[Dataset items]
----
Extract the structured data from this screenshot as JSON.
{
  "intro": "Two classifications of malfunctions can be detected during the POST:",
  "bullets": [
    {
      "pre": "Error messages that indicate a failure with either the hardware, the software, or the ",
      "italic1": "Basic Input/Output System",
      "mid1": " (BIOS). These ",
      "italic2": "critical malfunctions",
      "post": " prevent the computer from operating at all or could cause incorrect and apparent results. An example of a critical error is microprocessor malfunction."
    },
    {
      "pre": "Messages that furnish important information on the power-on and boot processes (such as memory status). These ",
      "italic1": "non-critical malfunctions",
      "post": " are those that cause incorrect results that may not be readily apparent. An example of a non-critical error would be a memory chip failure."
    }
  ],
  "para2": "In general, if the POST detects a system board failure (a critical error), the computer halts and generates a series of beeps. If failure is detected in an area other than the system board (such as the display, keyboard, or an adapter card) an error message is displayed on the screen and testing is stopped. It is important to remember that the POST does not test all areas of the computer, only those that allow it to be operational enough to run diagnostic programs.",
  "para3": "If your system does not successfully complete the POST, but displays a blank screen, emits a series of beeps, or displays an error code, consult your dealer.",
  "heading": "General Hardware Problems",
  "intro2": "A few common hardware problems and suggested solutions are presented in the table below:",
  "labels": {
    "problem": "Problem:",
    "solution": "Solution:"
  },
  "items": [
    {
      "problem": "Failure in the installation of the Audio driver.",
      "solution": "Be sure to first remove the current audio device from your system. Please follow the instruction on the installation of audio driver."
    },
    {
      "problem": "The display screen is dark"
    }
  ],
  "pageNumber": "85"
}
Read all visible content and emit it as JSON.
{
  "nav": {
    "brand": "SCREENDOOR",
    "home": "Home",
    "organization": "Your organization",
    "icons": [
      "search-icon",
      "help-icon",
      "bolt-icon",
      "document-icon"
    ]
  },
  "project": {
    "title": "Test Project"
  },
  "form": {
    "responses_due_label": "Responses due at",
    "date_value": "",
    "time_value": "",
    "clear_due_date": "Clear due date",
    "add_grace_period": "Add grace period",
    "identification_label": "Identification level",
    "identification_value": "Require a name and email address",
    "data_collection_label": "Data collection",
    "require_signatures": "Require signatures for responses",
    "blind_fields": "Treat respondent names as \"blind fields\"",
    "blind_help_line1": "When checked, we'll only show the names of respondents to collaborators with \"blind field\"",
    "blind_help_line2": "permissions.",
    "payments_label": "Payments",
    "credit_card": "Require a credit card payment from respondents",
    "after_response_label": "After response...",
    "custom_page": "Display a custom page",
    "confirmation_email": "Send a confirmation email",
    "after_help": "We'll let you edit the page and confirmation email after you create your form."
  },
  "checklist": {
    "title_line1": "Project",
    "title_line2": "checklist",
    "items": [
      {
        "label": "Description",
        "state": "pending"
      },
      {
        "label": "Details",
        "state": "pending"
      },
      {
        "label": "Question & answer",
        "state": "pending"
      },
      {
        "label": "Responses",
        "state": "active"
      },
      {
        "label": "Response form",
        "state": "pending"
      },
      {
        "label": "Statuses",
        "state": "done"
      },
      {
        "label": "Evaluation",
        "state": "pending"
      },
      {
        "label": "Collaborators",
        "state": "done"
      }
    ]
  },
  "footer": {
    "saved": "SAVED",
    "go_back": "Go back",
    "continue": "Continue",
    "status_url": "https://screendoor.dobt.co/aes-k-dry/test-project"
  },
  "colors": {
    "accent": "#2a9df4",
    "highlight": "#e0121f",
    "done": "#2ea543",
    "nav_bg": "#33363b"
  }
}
----
Give only the count of lines in which the string "JSON" appears.

2